◆ EXERCISE DETAILS ◆
Retype the records below exactly as they appear.

>> Begin

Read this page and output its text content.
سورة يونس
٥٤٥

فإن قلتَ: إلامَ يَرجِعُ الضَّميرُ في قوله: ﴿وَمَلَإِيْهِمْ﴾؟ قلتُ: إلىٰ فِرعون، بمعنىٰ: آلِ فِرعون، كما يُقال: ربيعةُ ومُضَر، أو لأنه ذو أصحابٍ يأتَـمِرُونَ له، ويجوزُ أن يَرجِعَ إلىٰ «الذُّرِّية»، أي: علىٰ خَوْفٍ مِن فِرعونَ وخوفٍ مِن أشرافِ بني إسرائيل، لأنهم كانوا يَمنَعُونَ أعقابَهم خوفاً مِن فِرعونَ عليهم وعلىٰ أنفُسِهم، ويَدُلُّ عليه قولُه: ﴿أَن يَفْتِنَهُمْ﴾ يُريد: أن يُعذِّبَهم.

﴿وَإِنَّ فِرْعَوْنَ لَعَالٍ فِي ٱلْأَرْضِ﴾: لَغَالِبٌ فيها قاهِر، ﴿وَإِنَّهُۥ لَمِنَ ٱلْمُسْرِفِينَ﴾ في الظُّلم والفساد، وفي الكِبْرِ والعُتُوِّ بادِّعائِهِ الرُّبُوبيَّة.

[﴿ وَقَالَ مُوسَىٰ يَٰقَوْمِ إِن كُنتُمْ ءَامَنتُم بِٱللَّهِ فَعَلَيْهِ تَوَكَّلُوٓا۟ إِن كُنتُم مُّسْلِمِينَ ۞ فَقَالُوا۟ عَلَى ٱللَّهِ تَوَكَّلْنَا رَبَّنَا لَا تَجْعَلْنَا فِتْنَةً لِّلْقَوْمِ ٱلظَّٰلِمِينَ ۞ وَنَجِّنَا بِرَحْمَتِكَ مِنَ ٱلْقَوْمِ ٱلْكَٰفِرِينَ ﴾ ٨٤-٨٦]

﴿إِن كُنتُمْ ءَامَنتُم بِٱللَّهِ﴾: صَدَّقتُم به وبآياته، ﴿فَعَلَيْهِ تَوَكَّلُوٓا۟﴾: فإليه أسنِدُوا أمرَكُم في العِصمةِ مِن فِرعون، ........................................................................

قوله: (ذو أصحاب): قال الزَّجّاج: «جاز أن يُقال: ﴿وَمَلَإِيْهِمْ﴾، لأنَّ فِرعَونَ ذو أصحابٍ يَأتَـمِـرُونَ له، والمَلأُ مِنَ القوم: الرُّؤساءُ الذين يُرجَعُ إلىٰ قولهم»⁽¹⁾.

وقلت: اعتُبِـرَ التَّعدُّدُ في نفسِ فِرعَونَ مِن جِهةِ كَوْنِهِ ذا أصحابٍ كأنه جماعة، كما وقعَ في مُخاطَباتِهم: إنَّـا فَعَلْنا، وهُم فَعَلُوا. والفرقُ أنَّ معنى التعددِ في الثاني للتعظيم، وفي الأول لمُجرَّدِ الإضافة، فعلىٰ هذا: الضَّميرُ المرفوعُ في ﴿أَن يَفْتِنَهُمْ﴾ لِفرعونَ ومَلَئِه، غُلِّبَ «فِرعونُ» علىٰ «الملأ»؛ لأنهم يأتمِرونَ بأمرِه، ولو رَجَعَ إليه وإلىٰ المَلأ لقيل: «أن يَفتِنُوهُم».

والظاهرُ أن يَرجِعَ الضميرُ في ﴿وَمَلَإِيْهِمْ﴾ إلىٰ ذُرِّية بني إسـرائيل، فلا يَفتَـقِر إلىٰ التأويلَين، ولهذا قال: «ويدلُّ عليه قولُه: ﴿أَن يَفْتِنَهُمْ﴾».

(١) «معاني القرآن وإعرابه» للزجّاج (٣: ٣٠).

>> End

◆ SOLUTION ◆
Read this page and output its text content.
سورة يونس
٥٤٥

فإن قلتَ: إلامَ يَرجِعُ الضَّميرُ في قوله: ﴿وَمَلَإِيْهِمْ﴾؟ قلتُ: إلىٰ فِرعون، بمعنىٰ: آلِ فِرعون، كما يُقال: ربيعةُ ومُضَر، أو لأنه ذو أصحابٍ يأتَـمِرُونَ له، ويجوزُ أن يَرجِعَ إلىٰ «الذُّرِّية»، أي: علىٰ خَوْفٍ مِن فِرعونَ وخوفٍ مِن أشرافِ بني إسرائيل، لأنهم كانوا يَمنَعُونَ أعقابَهم خوفاً مِن فِرعونَ عليهم وعلىٰ أنفُسِهم، ويَدُلُّ عليه قولُه: ﴿أَن يَفْتِنَهُمْ﴾ يُريد: أن يُعذِّبَهم.

﴿وَإِنَّ فِرْعَوْنَ لَعَالٍ فِي ٱلْأَرْضِ﴾: لَغَالِبٌ فيها قاهِر، ﴿وَإِنَّهُۥ لَمِنَ ٱلْمُسْرِفِينَ﴾ في الظُّلم والفساد، وفي الكِبْرِ والعُتُوِّ بادِّعائِهِ الرُّبُوبيَّة.

[﴿ وَقَالَ مُوسَىٰ يَٰقَوْمِ إِن كُنتُمْ ءَامَنتُم بِٱللَّهِ فَعَلَيْهِ تَوَكَّلُوٓا۟ إِن كُنتُم مُّسْلِمِينَ ۞ فَقَالُوا۟ عَلَى ٱللَّهِ تَوَكَّلْنَا رَبَّنَا لَا تَجْعَلْنَا فِتْنَةً لِّلْقَوْمِ ٱلظَّٰلِمِينَ ۞ وَنَجِّنَا بِرَحْمَتِكَ مِنَ ٱلْقَوْمِ ٱلْكَٰفِرِينَ ﴾ ٨٤-٨٦]

﴿إِن كُنتُمْ ءَامَنتُم بِٱللَّهِ﴾: صَدَّقتُم به وبآياته، ﴿فَعَلَيْهِ تَوَكَّلُوٓا۟﴾: فإليه أسنِدُوا أمرَكُم في العِصمةِ مِن فِرعون، ........................................................................

قوله: (ذو أصحاب): قال الزَّجّاج: «جاز أن يُقال: ﴿وَمَلَإِيْهِمْ﴾، لأنَّ فِرعَونَ ذو أصحابٍ يَأتَـمِـرُونَ له، والمَلأُ مِنَ القوم: الرُّؤساءُ الذين يُرجَعُ إلىٰ قولهم»⁽¹⁾.

وقلت: اعتُبِـرَ التَّعدُّدُ في نفسِ فِرعَونَ مِن جِهةِ كَوْنِهِ ذا أصحابٍ كأنه جماعة، كما وقعَ في مُخاطَباتِهم: إنَّـا فَعَلْنا، وهُم فَعَلُوا. والفرقُ أنَّ معنى التعددِ في الثاني للتعظيم، وفي الأول لمُجرَّدِ الإضافة، فعلىٰ هذا: الضَّميرُ المرفوعُ في ﴿أَن يَفْتِنَهُمْ﴾ لِفرعونَ ومَلَئِه، غُلِّبَ «فِرعونُ» علىٰ «الملأ»؛ لأنهم يأتمِرونَ بأمرِه، ولو رَجَعَ إليه وإلىٰ المَلأ لقيل: «أن يَفتِنُوهُم».

والظاهرُ أن يَرجِعَ الضميرُ في ﴿وَمَلَإِيْهِمْ﴾ إلىٰ ذُرِّية بني إسـرائيل، فلا يَفتَـقِر إلىٰ التأويلَين، ولهذا قال: «ويدلُّ عليه قولُه: ﴿أَن يَفْتِنَهُمْ﴾».

(١) «معاني القرآن وإعرابه» للزجّاج (٣: ٣٠).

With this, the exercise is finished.